Print out the entries below with no edits.

### [Supplied entries]
BEGIN

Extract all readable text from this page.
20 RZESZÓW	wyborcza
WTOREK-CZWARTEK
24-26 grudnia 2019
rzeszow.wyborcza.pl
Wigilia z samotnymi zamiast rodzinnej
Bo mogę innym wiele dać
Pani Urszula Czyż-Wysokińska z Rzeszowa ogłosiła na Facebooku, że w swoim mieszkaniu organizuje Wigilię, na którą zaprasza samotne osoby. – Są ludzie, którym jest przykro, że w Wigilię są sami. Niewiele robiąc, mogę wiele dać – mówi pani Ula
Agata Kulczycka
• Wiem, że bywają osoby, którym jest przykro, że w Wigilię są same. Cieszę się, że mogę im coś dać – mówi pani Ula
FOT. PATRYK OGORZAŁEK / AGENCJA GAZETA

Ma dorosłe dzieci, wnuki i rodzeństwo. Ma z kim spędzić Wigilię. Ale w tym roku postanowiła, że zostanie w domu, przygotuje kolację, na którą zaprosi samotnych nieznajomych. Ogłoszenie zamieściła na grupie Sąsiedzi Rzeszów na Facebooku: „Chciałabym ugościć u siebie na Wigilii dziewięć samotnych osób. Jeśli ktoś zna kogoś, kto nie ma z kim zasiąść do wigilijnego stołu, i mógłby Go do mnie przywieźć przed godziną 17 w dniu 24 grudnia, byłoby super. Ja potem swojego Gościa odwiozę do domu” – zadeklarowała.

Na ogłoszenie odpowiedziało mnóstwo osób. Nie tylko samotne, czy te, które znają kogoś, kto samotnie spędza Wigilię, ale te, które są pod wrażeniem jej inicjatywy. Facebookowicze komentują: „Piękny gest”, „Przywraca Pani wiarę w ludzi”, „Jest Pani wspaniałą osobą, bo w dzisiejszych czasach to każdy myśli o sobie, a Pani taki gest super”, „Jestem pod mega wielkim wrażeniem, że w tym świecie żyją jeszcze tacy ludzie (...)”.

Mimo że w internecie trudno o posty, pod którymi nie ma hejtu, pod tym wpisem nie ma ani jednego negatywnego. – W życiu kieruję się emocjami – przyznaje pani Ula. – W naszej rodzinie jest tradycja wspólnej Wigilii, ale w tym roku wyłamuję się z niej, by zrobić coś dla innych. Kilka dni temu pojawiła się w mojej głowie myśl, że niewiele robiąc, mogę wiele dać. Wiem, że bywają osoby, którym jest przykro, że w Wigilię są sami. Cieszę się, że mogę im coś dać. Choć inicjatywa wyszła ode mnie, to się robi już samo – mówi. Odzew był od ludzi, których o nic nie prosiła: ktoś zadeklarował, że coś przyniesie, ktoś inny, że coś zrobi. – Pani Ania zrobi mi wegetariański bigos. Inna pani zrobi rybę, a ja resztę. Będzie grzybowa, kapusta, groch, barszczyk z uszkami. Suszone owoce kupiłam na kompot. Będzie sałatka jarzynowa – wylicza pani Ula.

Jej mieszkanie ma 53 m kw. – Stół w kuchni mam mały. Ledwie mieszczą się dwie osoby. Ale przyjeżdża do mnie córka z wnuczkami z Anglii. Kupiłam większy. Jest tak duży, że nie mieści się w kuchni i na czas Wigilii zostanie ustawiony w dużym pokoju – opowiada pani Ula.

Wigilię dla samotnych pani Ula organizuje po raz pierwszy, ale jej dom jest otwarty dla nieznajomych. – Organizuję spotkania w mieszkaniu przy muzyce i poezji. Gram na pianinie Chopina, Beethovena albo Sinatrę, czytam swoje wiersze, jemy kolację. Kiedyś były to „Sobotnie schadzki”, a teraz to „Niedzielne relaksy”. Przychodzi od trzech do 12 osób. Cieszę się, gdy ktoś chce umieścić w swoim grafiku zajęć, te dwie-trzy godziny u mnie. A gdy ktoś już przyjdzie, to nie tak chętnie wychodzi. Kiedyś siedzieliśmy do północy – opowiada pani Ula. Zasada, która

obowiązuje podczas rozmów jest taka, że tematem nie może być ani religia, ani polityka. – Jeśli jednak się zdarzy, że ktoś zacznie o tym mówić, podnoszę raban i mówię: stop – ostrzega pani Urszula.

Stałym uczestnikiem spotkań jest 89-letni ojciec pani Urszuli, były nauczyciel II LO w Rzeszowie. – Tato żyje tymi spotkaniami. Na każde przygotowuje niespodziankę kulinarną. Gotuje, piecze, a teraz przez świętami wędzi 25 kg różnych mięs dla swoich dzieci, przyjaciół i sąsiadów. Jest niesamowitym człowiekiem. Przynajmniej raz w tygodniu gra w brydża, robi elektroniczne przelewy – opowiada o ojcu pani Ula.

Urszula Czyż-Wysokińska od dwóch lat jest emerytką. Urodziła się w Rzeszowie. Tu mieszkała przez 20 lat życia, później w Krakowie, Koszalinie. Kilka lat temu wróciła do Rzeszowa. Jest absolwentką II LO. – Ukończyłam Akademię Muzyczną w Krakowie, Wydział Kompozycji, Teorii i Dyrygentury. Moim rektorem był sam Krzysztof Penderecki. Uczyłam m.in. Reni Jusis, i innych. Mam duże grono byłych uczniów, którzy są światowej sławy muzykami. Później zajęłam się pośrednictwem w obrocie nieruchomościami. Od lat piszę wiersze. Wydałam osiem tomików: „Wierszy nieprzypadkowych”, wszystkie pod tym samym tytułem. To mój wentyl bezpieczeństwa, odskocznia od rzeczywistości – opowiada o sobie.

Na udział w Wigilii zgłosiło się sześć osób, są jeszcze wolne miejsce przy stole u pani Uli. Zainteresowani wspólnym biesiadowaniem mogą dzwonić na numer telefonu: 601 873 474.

END

### [Response below]
Extract all readable text from this page.
20 RZESZÓW	wyborcza
WTOREK-CZWARTEK
24-26 grudnia 2019
rzeszow.wyborcza.pl
Wigilia z samotnymi zamiast rodzinnej
Bo mogę innym wiele dać
Pani Urszula Czyż-Wysokińska z Rzeszowa ogłosiła na Facebooku, że w swoim mieszkaniu organizuje Wigilię, na którą zaprasza samotne osoby. – Są ludzie, którym jest przykro, że w Wigilię są sami. Niewiele robiąc, mogę wiele dać – mówi pani Ula
Agata Kulczycka
• Wiem, że bywają osoby, którym jest przykro, że w Wigilię są same. Cieszę się, że mogę im coś dać – mówi pani Ula
FOT. PATRYK OGORZAŁEK / AGENCJA GAZETA

Ma dorosłe dzieci, wnuki i rodzeństwo. Ma z kim spędzić Wigilię. Ale w tym roku postanowiła, że zostanie w domu, przygotuje kolację, na którą zaprosi samotnych nieznajomych. Ogłoszenie zamieściła na grupie Sąsiedzi Rzeszów na Facebooku: „Chciałabym ugościć u siebie na Wigilii dziewięć samotnych osób. Jeśli ktoś zna kogoś, kto nie ma z kim zasiąść do wigilijnego stołu, i mógłby Go do mnie przywieźć przed godziną 17 w dniu 24 grudnia, byłoby super. Ja potem swojego Gościa odwiozę do domu” – zadeklarowała.

Na ogłoszenie odpowiedziało mnóstwo osób. Nie tylko samotne, czy te, które znają kogoś, kto samotnie spędza Wigilię, ale te, które są pod wrażeniem jej inicjatywy. Facebookowicze komentują: „Piękny gest”, „Przywraca Pani wiarę w ludzi”, „Jest Pani wspaniałą osobą, bo w dzisiejszych czasach to każdy myśli o sobie, a Pani taki gest super”, „Jestem pod mega wielkim wrażeniem, że w tym świecie żyją jeszcze tacy ludzie (...)”.

Mimo że w internecie trudno o posty, pod którymi nie ma hejtu, pod tym wpisem nie ma ani jednego negatywnego. – W życiu kieruję się emocjami – przyznaje pani Ula. – W naszej rodzinie jest tradycja wspólnej Wigilii, ale w tym roku wyłamuję się z niej, by zrobić coś dla innych. Kilka dni temu pojawiła się w mojej głowie myśl, że niewiele robiąc, mogę wiele dać. Wiem, że bywają osoby, którym jest przykro, że w Wigilię są sami. Cieszę się, że mogę im coś dać. Choć inicjatywa wyszła ode mnie, to się robi już samo – mówi. Odzew był od ludzi, których o nic nie prosiła: ktoś zadeklarował, że coś przyniesie, ktoś inny, że coś zrobi. – Pani Ania zrobi mi wegetariański bigos. Inna pani zrobi rybę, a ja resztę. Będzie grzybowa, kapusta, groch, barszczyk z uszkami. Suszone owoce kupiłam na kompot. Będzie sałatka jarzynowa – wylicza pani Ula.

Jej mieszkanie ma 53 m kw. – Stół w kuchni mam mały. Ledwie mieszczą się dwie osoby. Ale przyjeżdża do mnie córka z wnuczkami z Anglii. Kupiłam większy. Jest tak duży, że nie mieści się w kuchni i na czas Wigilii zostanie ustawiony w dużym pokoju – opowiada pani Ula.

Wigilię dla samotnych pani Ula organizuje po raz pierwszy, ale jej dom jest otwarty dla nieznajomych. – Organizuję spotkania w mieszkaniu przy muzyce i poezji. Gram na pianinie Chopina, Beethovena albo Sinatrę, czytam swoje wiersze, jemy kolację. Kiedyś były to „Sobotnie schadzki”, a teraz to „Niedzielne relaksy”. Przychodzi od trzech do 12 osób. Cieszę się, gdy ktoś chce umieścić w swoim grafiku zajęć, te dwie-trzy godziny u mnie. A gdy ktoś już przyjdzie, to nie tak chętnie wychodzi. Kiedyś siedzieliśmy do północy – opowiada pani Ula. Zasada, która

obowiązuje podczas rozmów jest taka, że tematem nie może być ani religia, ani polityka. – Jeśli jednak się zdarzy, że ktoś zacznie o tym mówić, podnoszę raban i mówię: stop – ostrzega pani Urszula.

Stałym uczestnikiem spotkań jest 89-letni ojciec pani Urszuli, były nauczyciel II LO w Rzeszowie. – Tato żyje tymi spotkaniami. Na każde przygotowuje niespodziankę kulinarną. Gotuje, piecze, a teraz przez świętami wędzi 25 kg różnych mięs dla swoich dzieci, przyjaciół i sąsiadów. Jest niesamowitym człowiekiem. Przynajmniej raz w tygodniu gra w brydża, robi elektroniczne przelewy – opowiada o ojcu pani Ula.

Urszula Czyż-Wysokińska od dwóch lat jest emerytką. Urodziła się w Rzeszowie. Tu mieszkała przez 20 lat życia, później w Krakowie, Koszalinie. Kilka lat temu wróciła do Rzeszowa. Jest absolwentką II LO. – Ukończyłam Akademię Muzyczną w Krakowie, Wydział Kompozycji, Teorii i Dyrygentury. Moim rektorem był sam Krzysztof Penderecki. Uczyłam m.in. Reni Jusis, i innych. Mam duże grono byłych uczniów, którzy są światowej sławy muzykami. Później zajęłam się pośrednictwem w obrocie nieruchomościami. Od lat piszę wiersze. Wydałam osiem tomików: „Wierszy nieprzypadkowych”, wszystkie pod tym samym tytułem. To mój wentyl bezpieczeństwa, odskocznia od rzeczywistości – opowiada o sobie.

Na udział w Wigilii zgłosiło się sześć osób, są jeszcze wolne miejsce przy stole u pani Uli. Zainteresowani wspólnym biesiadowaniem mogą dzwonić na numer telefonu: 601 873 474.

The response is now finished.